### RAW RECORDS
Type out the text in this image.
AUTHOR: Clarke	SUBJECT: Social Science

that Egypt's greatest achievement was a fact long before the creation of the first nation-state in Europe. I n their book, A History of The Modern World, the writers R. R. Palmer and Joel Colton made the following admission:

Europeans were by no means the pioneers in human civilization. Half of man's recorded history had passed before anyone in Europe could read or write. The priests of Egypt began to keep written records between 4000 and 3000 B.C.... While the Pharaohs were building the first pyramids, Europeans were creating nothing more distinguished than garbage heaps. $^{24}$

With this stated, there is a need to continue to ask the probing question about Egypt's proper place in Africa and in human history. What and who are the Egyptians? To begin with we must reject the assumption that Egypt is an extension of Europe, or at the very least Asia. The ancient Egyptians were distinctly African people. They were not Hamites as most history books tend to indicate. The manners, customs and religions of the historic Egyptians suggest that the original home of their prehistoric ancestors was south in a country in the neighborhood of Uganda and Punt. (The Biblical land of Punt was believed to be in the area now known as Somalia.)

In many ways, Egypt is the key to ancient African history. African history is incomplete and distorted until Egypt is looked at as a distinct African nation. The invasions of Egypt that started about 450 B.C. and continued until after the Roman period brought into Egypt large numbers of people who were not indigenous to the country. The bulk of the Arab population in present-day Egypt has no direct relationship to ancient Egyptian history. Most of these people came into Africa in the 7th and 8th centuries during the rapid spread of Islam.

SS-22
######
=== DIRECTIVE ===
Please output the complete data exactly.

=== ANSWER TO THIS EXERCISE ===
Type out the text in this image.
AUTHOR: Clarke	SUBJECT: Social Science

that Egypt's greatest achievement was a fact long before the creation of the first nation-state in Europe. I n their book, A History of The Modern World, the writers R. R. Palmer and Joel Colton made the following admission:

Europeans were by no means the pioneers in human civilization. Half of man's recorded history had passed before anyone in Europe could read or write. The priests of Egypt began to keep written records between 4000 and 3000 B.C.... While the Pharaohs were building the first pyramids, Europeans were creating nothing more distinguished than garbage heaps. $^{24}$

With this stated, there is a need to continue to ask the probing question about Egypt's proper place in Africa and in human history. What and who are the Egyptians? To begin with we must reject the assumption that Egypt is an extension of Europe, or at the very least Asia. The ancient Egyptians were distinctly African people. They were not Hamites as most history books tend to indicate. The manners, customs and religions of the historic Egyptians suggest that the original home of their prehistoric ancestors was south in a country in the neighborhood of Uganda and Punt. (The Biblical land of Punt was believed to be in the area now known as Somalia.)

In many ways, Egypt is the key to ancient African history. African history is incomplete and distorted until Egypt is looked at as a distinct African nation. The invasions of Egypt that started about 450 B.C. and continued until after the Roman period brought into Egypt large numbers of people who were not indigenous to the country. The bulk of the Arab population in present-day Egypt has no direct relationship to ancient Egyptian history. Most of these people came into Africa in the 7th and 8th centuries during the rapid spread of Islam.

SS-22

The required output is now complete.